TASK STATEMENT - Restate the entries below exactly, and keep all images out of the answer.

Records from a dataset
::::

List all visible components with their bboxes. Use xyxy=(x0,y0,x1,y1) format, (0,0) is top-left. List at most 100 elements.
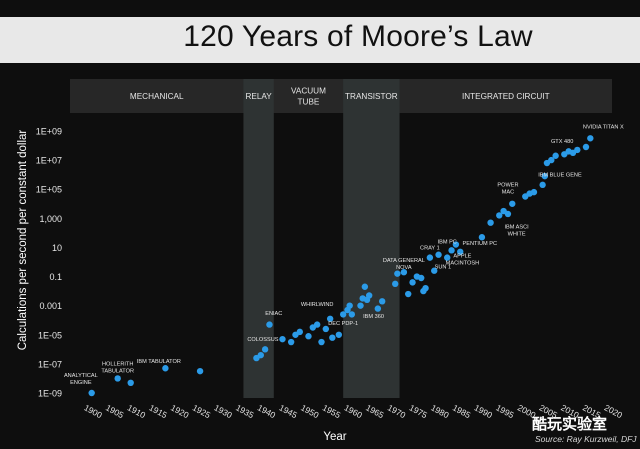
data-point xyxy=(361,283,369,290)
source-credit: Source: Ray Kurzweil, DFJ xyxy=(535,434,637,444)
x-tick-label: 1910 xyxy=(126,402,148,420)
point-annotation: POWER xyxy=(497,182,518,188)
data-point xyxy=(574,146,581,154)
page-title-text: 120 Years of Moore’s Law xyxy=(183,20,533,53)
point-annotation: IBM PC xyxy=(438,240,457,246)
x-tick-label: 1925 xyxy=(191,402,213,420)
y-axis-ticks: 1E-09 1E-07 1E-05 0.001 0.1 10 1,000 1E+05 1E+07… xyxy=(36,127,62,399)
x-tick-label: 1995 xyxy=(494,402,516,420)
y-tick-label: 1,000 xyxy=(39,214,62,224)
era-label: RELAY xyxy=(245,92,272,101)
x-tick-label: 1935 xyxy=(234,402,256,420)
point-annotation: PENTIUM PC xyxy=(463,241,498,247)
era-band-3 xyxy=(343,79,400,398)
point-annotation: ANALYTICAL xyxy=(64,373,98,379)
x-tick-label: 1980 xyxy=(429,402,451,420)
x-tick-label: 1915 xyxy=(147,402,169,420)
point-annotation: IBM BLUE GENE xyxy=(538,173,582,179)
y-tick-label: 0.1 xyxy=(49,272,62,282)
data-point xyxy=(296,328,304,336)
data-point xyxy=(457,248,464,256)
x-tick-label: 1990 xyxy=(473,402,495,420)
x-tick-label: 1955 xyxy=(321,402,343,420)
data-point xyxy=(418,274,425,282)
title-bar xyxy=(0,17,640,63)
data-point xyxy=(448,247,455,254)
data-point xyxy=(548,156,555,164)
data-point xyxy=(322,325,330,333)
point-annotation: HOLLERITH xyxy=(102,361,133,367)
data-point xyxy=(162,365,169,372)
data-point xyxy=(478,234,486,241)
data-point xyxy=(405,290,412,298)
era-band-1 xyxy=(243,79,274,398)
point-annotation: ENIAC xyxy=(265,311,282,317)
data-point xyxy=(335,331,343,338)
data-point xyxy=(400,268,408,276)
y-tick-label: 1E+09 xyxy=(36,127,62,137)
point-annotation: IBM ASCI xyxy=(504,224,529,230)
x-tick-label: 1950 xyxy=(299,402,321,420)
data-point xyxy=(378,298,386,305)
point-annotation: MACINTOSH xyxy=(446,261,479,267)
data-point xyxy=(426,254,434,261)
x-tick-label: 1975 xyxy=(408,402,430,420)
point-annotation: GTX 480 xyxy=(551,139,573,145)
era-header-bar xyxy=(70,79,612,113)
data-point xyxy=(114,375,121,382)
data-point xyxy=(357,302,364,309)
data-point xyxy=(318,338,325,346)
data-point xyxy=(374,305,382,312)
point-annotation: SUN 1 xyxy=(435,264,451,270)
x-tick-label: 1965 xyxy=(364,402,386,420)
data-point xyxy=(329,334,336,341)
x-tick-label: 1945 xyxy=(278,402,300,420)
x-tick-label: 1985 xyxy=(451,402,473,420)
data-point xyxy=(339,311,347,318)
watermark: 酷玩实验室 xyxy=(532,415,608,433)
era-label: TUBE xyxy=(298,98,320,107)
data-point xyxy=(452,241,460,248)
point-annotation: CRAY 1 xyxy=(420,245,440,251)
data-point xyxy=(487,219,494,226)
data-points xyxy=(88,135,594,397)
point-annotation: WHITE xyxy=(508,231,526,237)
data-point xyxy=(509,200,516,207)
era-bands: MECHANICAL RELAY VACUUM TUBE TRANSISTOR INTEG… xyxy=(70,79,612,398)
point-annotation: IBM TABULATOR xyxy=(137,359,181,365)
era-label: MECHANICAL xyxy=(130,92,184,101)
data-point xyxy=(444,254,451,261)
data-point xyxy=(541,172,548,180)
x-tick-label: 1960 xyxy=(343,402,365,420)
point-annotation: COLOSSUS xyxy=(247,337,278,343)
data-point xyxy=(127,379,134,387)
y-axis-label: Calculations per second per constant dol… xyxy=(17,129,29,351)
data-point xyxy=(261,346,269,353)
data-point xyxy=(313,321,321,328)
point-annotation: MAC xyxy=(502,189,514,195)
y-tick-label: 1E-09 xyxy=(38,389,62,399)
era-label: VACUUM xyxy=(291,87,326,96)
x-tick-label: 1970 xyxy=(386,402,408,420)
data-point xyxy=(392,280,399,288)
era-label: INTEGRATED CIRCUIT xyxy=(462,92,550,101)
point-annotation: TABULATOR xyxy=(101,368,134,374)
x-tick-label: 1900 xyxy=(82,402,104,420)
point-annotation: DATA GENERAL xyxy=(383,258,425,264)
data-point xyxy=(504,210,512,218)
data-point xyxy=(530,188,538,196)
x-tick-label: 1940 xyxy=(256,402,278,420)
data-point xyxy=(346,302,353,309)
point-annotation: ENGINE xyxy=(70,380,92,386)
y-tick-label: 1E+07 xyxy=(36,156,62,166)
data-point xyxy=(587,135,594,142)
x-tick-label: 1920 xyxy=(169,402,191,420)
data-point xyxy=(88,389,95,397)
x-axis-label: Year xyxy=(323,431,347,443)
data-point xyxy=(279,335,286,343)
data-point xyxy=(365,292,373,299)
y-tick-label: 1E-05 xyxy=(38,330,62,340)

::::

TASK SOLUTION -
List all visible components with their bboxes. Use xyxy=(x0,y0,x1,y1) format, (0,0) is top-left. List at most 100 elements.
data-point xyxy=(361,283,369,290)
source-credit: Source: Ray Kurzweil, DFJ xyxy=(535,434,637,444)
x-tick-label: 1910 xyxy=(126,402,148,420)
point-annotation: POWER xyxy=(497,182,518,188)
data-point xyxy=(574,146,581,154)
page-title-text: 120 Years of Moore’s Law xyxy=(183,20,533,53)
point-annotation: IBM PC xyxy=(438,240,457,246)
x-tick-label: 1925 xyxy=(191,402,213,420)
y-axis-ticks: 1E-09 1E-07 1E-05 0.001 0.1 10 1,000 1E+05 1E+07… xyxy=(36,127,62,399)
x-tick-label: 1995 xyxy=(494,402,516,420)
y-tick-label: 1,000 xyxy=(39,214,62,224)
era-label: RELAY xyxy=(245,92,272,101)
x-tick-label: 1935 xyxy=(234,402,256,420)
point-annotation: PENTIUM PC xyxy=(463,241,498,247)
era-band-3 xyxy=(343,79,400,398)
point-annotation: ANALYTICAL xyxy=(64,373,98,379)
x-tick-label: 1980 xyxy=(429,402,451,420)
x-tick-label: 1915 xyxy=(147,402,169,420)
point-annotation: IBM BLUE GENE xyxy=(538,173,582,179)
y-tick-label: 0.1 xyxy=(49,272,62,282)
data-point xyxy=(296,328,304,336)
data-point xyxy=(457,248,464,256)
x-tick-label: 1990 xyxy=(473,402,495,420)
x-tick-label: 1955 xyxy=(321,402,343,420)
data-point xyxy=(418,274,425,282)
title-bar xyxy=(0,17,640,63)
data-point xyxy=(448,247,455,254)
data-point xyxy=(548,156,555,164)
data-point xyxy=(322,325,330,333)
point-annotation: HOLLERITH xyxy=(102,361,133,367)
data-point xyxy=(162,365,169,372)
data-point xyxy=(478,234,486,241)
data-point xyxy=(405,290,412,298)
era-band-1 xyxy=(243,79,274,398)
point-annotation: ENIAC xyxy=(265,311,282,317)
data-point xyxy=(335,331,343,338)
data-point xyxy=(400,268,408,276)
y-tick-label: 1E+09 xyxy=(36,127,62,137)
point-annotation: IBM ASCI xyxy=(504,224,529,230)
x-tick-label: 1950 xyxy=(299,402,321,420)
data-point xyxy=(378,298,386,305)
point-annotation: MACINTOSH xyxy=(446,261,479,267)
data-point xyxy=(426,254,434,261)
x-tick-label: 1975 xyxy=(408,402,430,420)
point-annotation: GTX 480 xyxy=(551,139,573,145)
era-header-bar xyxy=(70,79,612,113)
data-point xyxy=(114,375,121,382)
data-point xyxy=(357,302,364,309)
data-point xyxy=(318,338,325,346)
data-point xyxy=(374,305,382,312)
point-annotation: SUN 1 xyxy=(435,264,451,270)
x-tick-label: 1965 xyxy=(364,402,386,420)
data-point xyxy=(329,334,336,341)
x-tick-label: 1945 xyxy=(278,402,300,420)
x-tick-label: 1985 xyxy=(451,402,473,420)
data-point xyxy=(339,311,347,318)
watermark: 酷玩实验室 xyxy=(532,415,608,433)
era-label: TUBE xyxy=(298,98,320,107)
data-point xyxy=(452,241,460,248)
point-annotation: CRAY 1 xyxy=(420,245,440,251)
data-point xyxy=(487,219,494,226)
data-points xyxy=(88,135,594,397)
point-annotation: WHITE xyxy=(508,231,526,237)
data-point xyxy=(509,200,516,207)
era-bands: MECHANICAL RELAY VACUUM TUBE TRANSISTOR INTEG… xyxy=(70,79,612,398)
point-annotation: IBM TABULATOR xyxy=(137,359,181,365)
era-label: MECHANICAL xyxy=(130,92,184,101)
data-point xyxy=(444,254,451,261)
data-point xyxy=(541,172,548,180)
x-tick-label: 1960 xyxy=(343,402,365,420)
point-annotation: COLOSSUS xyxy=(247,337,278,343)
data-point xyxy=(127,379,134,387)
y-axis-label: Calculations per second per constant dol… xyxy=(17,129,29,351)
data-point xyxy=(261,346,269,353)
data-point xyxy=(313,321,321,328)
point-annotation: MAC xyxy=(502,189,514,195)
y-tick-label: 1E-09 xyxy=(38,389,62,399)
era-label: VACUUM xyxy=(291,87,326,96)
x-tick-label: 1970 xyxy=(386,402,408,420)
data-point xyxy=(392,280,399,288)
era-label: INTEGRATED CIRCUIT xyxy=(462,92,550,101)
point-annotation: TABULATOR xyxy=(101,368,134,374)
x-tick-label: 1900 xyxy=(82,402,104,420)
point-annotation: DATA GENERAL xyxy=(383,258,425,264)
data-point xyxy=(504,210,512,218)
data-point xyxy=(530,188,538,196)
x-tick-label: 1940 xyxy=(256,402,278,420)
data-point xyxy=(346,302,353,309)
point-annotation: ENGINE xyxy=(70,380,92,386)
y-tick-label: 1E+07 xyxy=(36,156,62,166)
data-point xyxy=(587,135,594,142)
x-tick-label: 1920 xyxy=(169,402,191,420)
data-point xyxy=(88,389,95,397)
x-axis-label: Year xyxy=(323,431,347,443)
data-point xyxy=(279,335,286,343)
data-point xyxy=(365,292,373,299)
y-tick-label: 1E-05 xyxy=(38,330,62,340)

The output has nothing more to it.